╭─ DATA LINES

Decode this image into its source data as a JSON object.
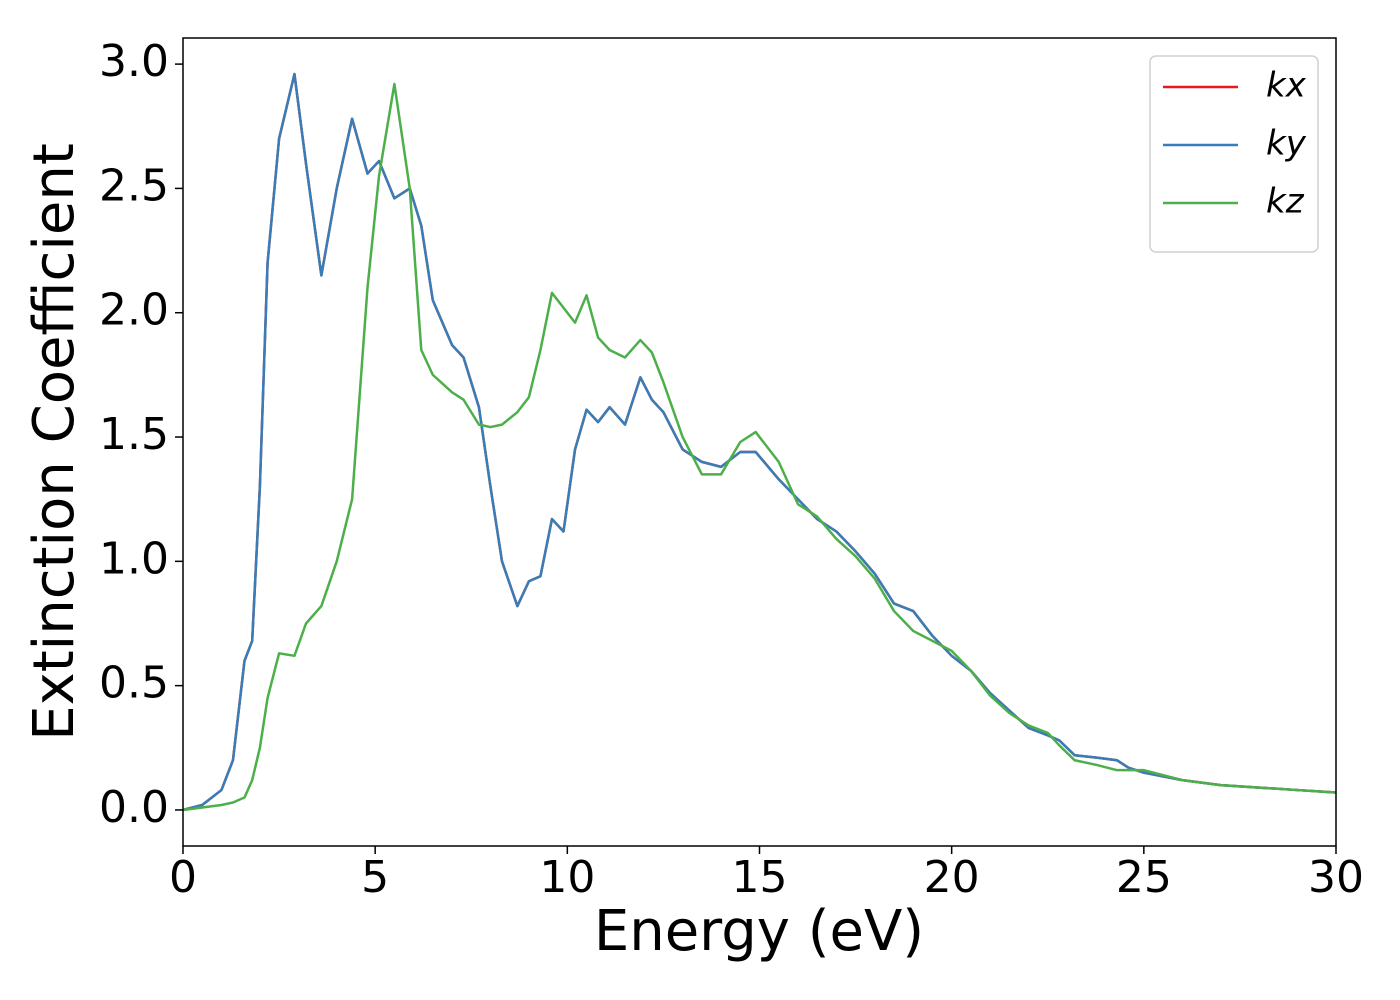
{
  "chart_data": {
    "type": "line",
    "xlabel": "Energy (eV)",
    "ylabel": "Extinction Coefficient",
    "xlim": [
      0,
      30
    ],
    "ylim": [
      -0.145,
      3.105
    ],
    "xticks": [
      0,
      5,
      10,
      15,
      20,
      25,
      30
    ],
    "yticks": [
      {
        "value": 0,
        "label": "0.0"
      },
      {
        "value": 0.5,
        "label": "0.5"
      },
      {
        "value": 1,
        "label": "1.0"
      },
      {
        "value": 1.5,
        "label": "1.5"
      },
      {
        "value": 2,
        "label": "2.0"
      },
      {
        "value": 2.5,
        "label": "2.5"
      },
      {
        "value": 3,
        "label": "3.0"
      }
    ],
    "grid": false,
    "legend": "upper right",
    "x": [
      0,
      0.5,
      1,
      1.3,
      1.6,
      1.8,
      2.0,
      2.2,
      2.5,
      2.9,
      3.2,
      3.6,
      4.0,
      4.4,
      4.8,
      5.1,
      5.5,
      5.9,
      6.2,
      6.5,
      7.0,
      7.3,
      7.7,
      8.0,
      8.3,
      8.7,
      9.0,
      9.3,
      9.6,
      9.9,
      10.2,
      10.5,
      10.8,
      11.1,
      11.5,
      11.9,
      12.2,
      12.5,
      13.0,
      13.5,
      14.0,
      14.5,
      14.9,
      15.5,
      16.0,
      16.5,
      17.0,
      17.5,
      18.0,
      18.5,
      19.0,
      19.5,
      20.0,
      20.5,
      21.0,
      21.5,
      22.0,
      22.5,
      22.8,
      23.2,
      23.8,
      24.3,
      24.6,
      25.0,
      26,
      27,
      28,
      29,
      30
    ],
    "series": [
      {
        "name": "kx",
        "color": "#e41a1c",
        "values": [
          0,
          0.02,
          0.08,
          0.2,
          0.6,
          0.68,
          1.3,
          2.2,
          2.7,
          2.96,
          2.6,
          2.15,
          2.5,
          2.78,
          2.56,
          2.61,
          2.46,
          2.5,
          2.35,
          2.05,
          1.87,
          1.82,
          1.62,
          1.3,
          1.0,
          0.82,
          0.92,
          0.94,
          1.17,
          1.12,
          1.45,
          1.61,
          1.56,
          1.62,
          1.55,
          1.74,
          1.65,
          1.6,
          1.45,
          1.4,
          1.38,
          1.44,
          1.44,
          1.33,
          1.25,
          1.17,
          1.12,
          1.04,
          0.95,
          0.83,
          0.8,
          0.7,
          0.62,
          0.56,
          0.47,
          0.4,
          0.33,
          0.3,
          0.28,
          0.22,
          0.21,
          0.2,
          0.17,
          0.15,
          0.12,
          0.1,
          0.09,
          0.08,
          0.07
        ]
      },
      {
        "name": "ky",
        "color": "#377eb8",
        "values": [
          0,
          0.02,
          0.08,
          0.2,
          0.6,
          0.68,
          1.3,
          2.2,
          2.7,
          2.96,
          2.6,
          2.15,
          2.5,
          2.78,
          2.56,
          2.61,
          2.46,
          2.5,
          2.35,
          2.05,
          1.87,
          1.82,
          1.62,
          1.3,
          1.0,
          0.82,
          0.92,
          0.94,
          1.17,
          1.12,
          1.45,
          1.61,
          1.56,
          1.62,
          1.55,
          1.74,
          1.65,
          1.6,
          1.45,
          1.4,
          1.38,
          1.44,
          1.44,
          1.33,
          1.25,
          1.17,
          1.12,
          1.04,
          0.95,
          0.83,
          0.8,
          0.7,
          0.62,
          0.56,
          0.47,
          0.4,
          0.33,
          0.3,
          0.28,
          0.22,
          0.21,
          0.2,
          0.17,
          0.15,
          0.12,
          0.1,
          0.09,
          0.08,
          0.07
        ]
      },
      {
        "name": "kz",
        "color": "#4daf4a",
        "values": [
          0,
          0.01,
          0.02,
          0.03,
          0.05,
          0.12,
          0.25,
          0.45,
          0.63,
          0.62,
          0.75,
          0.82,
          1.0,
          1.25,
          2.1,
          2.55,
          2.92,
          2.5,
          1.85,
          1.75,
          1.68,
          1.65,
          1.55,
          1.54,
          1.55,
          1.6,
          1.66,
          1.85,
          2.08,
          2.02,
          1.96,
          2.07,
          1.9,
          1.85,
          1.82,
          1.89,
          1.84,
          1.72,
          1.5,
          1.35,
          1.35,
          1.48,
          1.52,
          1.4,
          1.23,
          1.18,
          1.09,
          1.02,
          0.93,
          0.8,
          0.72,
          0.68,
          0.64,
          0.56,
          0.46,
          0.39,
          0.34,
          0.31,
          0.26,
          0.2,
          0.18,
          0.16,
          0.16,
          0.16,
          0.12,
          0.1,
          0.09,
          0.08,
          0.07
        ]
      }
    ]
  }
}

╰─
╭─ DATA LINES

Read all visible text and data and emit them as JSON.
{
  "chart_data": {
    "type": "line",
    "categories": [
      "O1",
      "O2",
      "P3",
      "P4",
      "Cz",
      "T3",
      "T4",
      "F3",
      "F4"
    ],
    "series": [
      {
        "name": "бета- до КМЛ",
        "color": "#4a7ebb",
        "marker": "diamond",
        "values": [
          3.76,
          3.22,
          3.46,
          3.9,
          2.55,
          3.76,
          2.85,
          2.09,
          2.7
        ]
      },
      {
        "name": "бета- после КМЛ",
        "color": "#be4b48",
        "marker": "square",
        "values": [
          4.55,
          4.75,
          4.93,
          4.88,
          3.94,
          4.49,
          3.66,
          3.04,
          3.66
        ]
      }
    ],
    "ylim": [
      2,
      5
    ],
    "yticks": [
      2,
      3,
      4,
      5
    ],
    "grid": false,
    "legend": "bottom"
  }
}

╰─

INSTRUCTIONS FOR THE TASK >>
Determine how many lines include the string "color". Give no answer but the number.

COMPLETE ANSWER >>
5